- **To do**
Keep only the lines where "RadarBox" appears.

- **Data listing**

## begin

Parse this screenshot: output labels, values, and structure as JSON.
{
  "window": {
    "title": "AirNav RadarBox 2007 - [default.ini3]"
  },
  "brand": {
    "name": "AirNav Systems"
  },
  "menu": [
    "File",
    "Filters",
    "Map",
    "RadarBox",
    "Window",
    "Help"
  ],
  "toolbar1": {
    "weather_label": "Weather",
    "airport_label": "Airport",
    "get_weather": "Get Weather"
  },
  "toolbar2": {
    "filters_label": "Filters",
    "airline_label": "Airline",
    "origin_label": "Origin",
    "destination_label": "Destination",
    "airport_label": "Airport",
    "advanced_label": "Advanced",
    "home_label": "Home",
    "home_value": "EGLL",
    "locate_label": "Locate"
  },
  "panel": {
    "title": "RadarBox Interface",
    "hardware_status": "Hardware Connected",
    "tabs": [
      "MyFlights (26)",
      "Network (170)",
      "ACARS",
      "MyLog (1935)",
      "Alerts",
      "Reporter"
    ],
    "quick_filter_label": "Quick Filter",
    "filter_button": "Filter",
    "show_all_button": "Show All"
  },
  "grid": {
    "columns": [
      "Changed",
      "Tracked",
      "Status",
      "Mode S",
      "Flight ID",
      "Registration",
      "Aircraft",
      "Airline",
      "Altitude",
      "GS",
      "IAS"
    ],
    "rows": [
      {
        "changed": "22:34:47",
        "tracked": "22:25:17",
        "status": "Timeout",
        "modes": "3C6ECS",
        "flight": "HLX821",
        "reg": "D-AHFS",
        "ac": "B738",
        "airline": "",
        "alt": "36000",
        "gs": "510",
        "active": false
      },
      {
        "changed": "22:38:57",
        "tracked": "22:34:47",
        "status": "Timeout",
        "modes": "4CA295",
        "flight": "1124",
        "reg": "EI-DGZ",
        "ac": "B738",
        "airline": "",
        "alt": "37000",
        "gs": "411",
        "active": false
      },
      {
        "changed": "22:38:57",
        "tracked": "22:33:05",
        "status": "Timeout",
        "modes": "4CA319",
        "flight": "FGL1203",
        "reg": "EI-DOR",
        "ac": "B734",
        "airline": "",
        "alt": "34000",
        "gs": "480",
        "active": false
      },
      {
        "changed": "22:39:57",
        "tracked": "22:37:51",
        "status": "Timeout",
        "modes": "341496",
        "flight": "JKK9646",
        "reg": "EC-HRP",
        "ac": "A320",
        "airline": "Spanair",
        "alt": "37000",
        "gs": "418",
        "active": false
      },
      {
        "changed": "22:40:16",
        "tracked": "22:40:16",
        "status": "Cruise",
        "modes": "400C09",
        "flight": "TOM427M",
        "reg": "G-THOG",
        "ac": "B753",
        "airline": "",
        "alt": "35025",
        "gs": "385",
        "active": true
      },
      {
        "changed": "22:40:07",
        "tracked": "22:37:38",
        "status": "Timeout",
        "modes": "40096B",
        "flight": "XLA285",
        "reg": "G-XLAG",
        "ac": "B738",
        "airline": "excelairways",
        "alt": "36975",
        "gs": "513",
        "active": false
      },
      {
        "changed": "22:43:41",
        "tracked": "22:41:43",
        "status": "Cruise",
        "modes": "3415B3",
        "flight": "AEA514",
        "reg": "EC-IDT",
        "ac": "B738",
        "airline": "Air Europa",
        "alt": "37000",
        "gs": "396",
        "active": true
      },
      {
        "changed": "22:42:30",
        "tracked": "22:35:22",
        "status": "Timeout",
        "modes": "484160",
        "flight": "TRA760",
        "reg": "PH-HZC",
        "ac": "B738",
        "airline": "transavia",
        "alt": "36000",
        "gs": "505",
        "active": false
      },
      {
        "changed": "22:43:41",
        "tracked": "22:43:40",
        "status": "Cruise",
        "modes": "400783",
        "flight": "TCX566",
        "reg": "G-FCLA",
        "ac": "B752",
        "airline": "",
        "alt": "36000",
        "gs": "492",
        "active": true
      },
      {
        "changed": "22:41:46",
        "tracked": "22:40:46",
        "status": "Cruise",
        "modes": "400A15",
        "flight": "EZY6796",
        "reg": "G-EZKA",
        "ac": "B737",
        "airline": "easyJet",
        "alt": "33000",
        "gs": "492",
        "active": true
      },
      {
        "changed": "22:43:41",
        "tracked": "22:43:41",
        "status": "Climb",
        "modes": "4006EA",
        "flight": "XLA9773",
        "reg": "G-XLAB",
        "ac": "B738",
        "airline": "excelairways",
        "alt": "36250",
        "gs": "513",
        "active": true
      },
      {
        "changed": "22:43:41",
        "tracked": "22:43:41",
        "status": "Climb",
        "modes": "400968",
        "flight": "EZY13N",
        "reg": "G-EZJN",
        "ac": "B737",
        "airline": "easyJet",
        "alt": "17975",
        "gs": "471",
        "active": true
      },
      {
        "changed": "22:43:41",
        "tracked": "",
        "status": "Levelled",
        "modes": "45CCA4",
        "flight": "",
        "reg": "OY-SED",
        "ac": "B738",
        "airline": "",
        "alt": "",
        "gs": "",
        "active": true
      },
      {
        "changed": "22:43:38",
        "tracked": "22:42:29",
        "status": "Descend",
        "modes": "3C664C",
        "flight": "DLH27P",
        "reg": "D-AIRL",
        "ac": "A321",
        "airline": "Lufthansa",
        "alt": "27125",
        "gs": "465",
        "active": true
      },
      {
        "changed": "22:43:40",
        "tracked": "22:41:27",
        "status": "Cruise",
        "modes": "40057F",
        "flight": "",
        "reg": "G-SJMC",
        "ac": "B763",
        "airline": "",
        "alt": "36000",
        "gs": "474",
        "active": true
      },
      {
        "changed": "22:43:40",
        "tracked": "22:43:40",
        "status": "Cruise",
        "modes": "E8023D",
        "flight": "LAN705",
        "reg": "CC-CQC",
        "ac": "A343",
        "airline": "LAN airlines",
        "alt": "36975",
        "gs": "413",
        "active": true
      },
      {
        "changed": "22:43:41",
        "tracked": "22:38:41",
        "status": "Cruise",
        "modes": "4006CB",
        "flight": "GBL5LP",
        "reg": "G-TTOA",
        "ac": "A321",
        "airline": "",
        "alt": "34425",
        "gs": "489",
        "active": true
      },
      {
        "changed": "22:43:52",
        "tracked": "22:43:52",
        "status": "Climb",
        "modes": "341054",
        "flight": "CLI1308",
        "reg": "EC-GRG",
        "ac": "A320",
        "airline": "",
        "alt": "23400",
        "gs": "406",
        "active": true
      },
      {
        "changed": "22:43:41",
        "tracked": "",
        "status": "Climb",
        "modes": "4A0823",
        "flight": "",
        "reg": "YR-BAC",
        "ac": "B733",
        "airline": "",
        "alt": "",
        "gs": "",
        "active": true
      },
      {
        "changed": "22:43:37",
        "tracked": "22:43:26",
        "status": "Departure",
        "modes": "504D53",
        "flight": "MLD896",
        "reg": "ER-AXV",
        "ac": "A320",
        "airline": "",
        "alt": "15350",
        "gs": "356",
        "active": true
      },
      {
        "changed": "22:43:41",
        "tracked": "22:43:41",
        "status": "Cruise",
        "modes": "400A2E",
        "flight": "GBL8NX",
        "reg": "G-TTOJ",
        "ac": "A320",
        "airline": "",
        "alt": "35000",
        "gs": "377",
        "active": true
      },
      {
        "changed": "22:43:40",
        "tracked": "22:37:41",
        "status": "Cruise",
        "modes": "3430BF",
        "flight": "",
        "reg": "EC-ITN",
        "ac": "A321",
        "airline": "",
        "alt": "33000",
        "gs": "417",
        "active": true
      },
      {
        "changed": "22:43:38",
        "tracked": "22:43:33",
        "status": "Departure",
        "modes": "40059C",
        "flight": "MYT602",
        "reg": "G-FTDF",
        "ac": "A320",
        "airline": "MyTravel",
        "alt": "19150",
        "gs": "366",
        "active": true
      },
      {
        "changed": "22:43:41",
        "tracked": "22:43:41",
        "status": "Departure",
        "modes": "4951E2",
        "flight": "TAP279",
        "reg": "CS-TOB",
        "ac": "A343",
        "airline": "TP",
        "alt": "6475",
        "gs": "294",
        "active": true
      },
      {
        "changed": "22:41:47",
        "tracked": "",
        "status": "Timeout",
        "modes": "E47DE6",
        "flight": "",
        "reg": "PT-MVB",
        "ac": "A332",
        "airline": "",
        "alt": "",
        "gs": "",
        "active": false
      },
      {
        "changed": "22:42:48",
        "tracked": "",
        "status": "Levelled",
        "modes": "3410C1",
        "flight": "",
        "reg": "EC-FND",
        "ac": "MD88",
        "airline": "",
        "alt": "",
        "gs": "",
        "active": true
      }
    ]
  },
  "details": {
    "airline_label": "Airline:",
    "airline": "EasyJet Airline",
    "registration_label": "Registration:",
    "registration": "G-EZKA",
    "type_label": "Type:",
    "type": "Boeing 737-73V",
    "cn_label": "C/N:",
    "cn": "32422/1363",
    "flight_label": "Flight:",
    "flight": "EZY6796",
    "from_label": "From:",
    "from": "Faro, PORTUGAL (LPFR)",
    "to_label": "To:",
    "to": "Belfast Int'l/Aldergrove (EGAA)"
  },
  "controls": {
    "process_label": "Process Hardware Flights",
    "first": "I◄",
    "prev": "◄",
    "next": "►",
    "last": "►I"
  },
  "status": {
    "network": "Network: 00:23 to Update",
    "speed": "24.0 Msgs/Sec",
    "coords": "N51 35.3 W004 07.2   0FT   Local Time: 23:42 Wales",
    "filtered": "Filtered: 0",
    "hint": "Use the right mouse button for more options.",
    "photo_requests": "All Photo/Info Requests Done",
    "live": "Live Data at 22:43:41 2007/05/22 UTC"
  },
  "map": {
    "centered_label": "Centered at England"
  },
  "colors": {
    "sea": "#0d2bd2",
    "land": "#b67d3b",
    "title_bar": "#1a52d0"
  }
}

## end

- **Output of the exercise**
    "title": "AirNav RadarBox 2007 - [default.ini3]"
    "RadarBox",
    "title": "RadarBox Interface",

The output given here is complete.